Dataset excerpt:

[start]

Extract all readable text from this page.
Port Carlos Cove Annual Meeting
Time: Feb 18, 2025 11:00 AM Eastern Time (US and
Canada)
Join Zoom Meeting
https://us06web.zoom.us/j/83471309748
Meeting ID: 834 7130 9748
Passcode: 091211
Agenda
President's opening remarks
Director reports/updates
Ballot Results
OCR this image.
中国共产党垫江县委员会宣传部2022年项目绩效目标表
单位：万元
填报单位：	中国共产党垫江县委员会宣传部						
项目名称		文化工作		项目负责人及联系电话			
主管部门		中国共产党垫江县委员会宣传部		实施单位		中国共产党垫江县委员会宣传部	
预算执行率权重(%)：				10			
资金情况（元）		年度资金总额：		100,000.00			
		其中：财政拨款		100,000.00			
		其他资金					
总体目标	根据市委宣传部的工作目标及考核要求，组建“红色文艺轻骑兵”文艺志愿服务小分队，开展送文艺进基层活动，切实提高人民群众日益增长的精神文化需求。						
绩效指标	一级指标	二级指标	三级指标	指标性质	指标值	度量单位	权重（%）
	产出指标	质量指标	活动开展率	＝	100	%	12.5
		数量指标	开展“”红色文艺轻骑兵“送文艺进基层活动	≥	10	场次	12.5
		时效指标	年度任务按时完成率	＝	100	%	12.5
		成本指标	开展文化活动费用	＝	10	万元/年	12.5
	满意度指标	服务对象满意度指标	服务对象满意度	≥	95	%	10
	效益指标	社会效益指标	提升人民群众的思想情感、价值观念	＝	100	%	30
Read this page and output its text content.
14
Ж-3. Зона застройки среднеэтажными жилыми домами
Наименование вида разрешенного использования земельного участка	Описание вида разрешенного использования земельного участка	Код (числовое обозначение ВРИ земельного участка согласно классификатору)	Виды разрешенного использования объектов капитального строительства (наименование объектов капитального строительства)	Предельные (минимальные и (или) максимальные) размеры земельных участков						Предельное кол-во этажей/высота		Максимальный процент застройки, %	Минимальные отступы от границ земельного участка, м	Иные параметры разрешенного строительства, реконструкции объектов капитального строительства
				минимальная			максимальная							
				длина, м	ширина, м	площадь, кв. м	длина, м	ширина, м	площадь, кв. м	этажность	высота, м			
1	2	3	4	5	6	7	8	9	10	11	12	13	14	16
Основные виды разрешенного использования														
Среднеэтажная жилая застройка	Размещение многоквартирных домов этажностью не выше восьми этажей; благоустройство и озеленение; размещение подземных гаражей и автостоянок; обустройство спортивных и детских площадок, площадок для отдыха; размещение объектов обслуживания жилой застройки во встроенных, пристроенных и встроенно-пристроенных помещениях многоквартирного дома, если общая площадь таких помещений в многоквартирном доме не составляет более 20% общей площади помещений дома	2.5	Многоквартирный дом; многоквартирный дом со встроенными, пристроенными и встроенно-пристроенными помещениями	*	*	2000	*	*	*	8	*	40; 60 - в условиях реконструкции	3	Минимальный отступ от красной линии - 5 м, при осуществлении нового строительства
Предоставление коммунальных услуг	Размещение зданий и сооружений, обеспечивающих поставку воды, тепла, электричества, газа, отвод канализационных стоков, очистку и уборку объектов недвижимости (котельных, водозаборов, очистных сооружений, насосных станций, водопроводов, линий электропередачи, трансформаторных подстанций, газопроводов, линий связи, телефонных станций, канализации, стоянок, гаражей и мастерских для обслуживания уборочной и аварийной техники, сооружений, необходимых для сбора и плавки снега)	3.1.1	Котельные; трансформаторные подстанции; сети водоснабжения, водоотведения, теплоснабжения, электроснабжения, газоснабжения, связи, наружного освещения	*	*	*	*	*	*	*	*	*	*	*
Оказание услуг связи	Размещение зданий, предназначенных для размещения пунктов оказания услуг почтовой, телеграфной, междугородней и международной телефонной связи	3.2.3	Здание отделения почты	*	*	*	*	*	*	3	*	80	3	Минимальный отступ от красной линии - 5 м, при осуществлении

[end]

→ **Stated goal**:
Find each line holding the string "红色文艺轻骑兵" and copy it out.

→ **Correct answer**:
总体目标	根据市委宣传部的工作目标及考核要求，组建“红色文艺轻骑兵”文艺志愿服务小分队，开展送文艺进基层活动，切实提高人民群众日益增长的精神文化需求。						
		数量指标	开展“”红色文艺轻骑兵“送文艺进基层活动	≥	10	场次	12.5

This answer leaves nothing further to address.